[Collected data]
--- Start ---

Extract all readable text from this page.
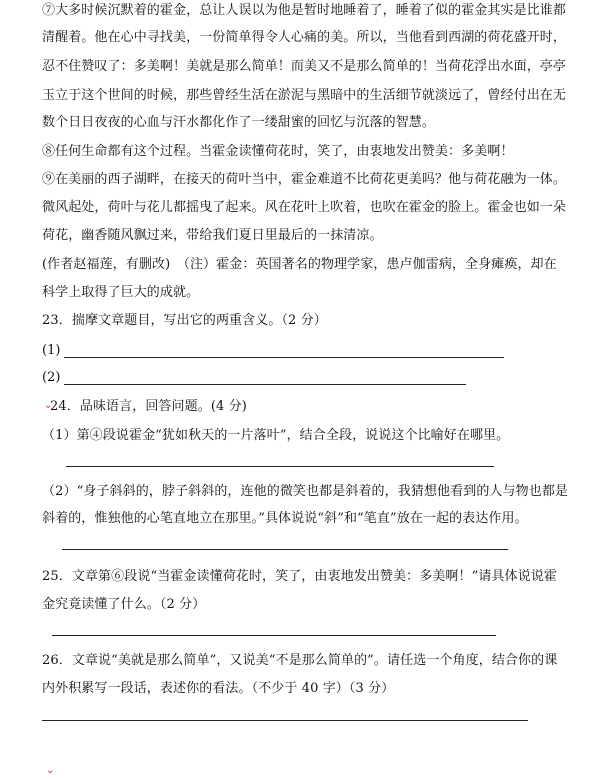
⑦大多时候沉默着的霍金，总让人误以为他是暂时地睡着了，睡着了似的霍金其实是比谁都
清醒着。他在心中寻找美，一份简单得令人心痛的美。所以，当他看到西湖的荷花盛开时，
忍不住赞叹了：多美啊！美就是那么简单！而美又不是那么简单的！当荷花浮出水面，亭亭
玉立于这个世间的时候，那些曾经生活在淤泥与黑暗中的生活细节就淡远了，曾经付出在无
数个日日夜夜的心血与汗水都化作了一缕甜蜜的回忆与沉落的智慧。
⑧任何生命都有这个过程。当霍金读懂荷花时，笑了，由衷地发出赞美：多美啊！
⑨在美丽的西子湖畔，在接天的荷叶当中，霍金难道不比荷花更美吗？他与荷花融为一体。
微风起处，荷叶与花儿都摇曳了起来。风在花叶上吹着，也吹在霍金的脸上。霍金也如一朵
荷花，幽香随风飘过来，带给我们夏日里最后的一抹清凉。
(作者赵福莲，有删改)　（注）霍金：英国著名的物理学家，患卢伽雷病，全身瘫痪，却在
科学上取得了巨大的成就。
23．揣摩文章题目，写出它的两重含义。（2 分）
(1)
(2)
⌄
24．品味语言，回答问题。(4 分)
（1）第④段说霍金“犹如秋天的一片落叶”，结合全段，说说这个比喻好在哪里。
（2）“身子斜斜的，脖子斜斜的，连他的微笑也都是斜着的，我猜想他看到的人与物也都是
斜着的，惟独他的心笔直地立在那里。”具体说说“斜”和“笔直”放在一起的表达作用。
25．文章第⑥段说“当霍金读懂荷花时，笑了，由衷地发出赞美：多美啊！”请具体说说霍
金究竟读懂了什么。（2 分）
26．文章说“美就是那么简单”，又说美“不是那么简单的”。请任选一个角度，结合你的课
内外积累写一段话，表述你的看法。（不少于 40 字）（3 分）
⌄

--- End ---

# Stated exercise:
Using the listing, collect all lines in which the string "美就是那么简单" is found.

# The output:
忍不住赞叹了：多美啊！美就是那么简单！而美又不是那么简单的！当荷花浮出水面，亭亭
26．文章说“美就是那么简单”，又说美“不是那么简单的”。请任选一个角度，结合你的课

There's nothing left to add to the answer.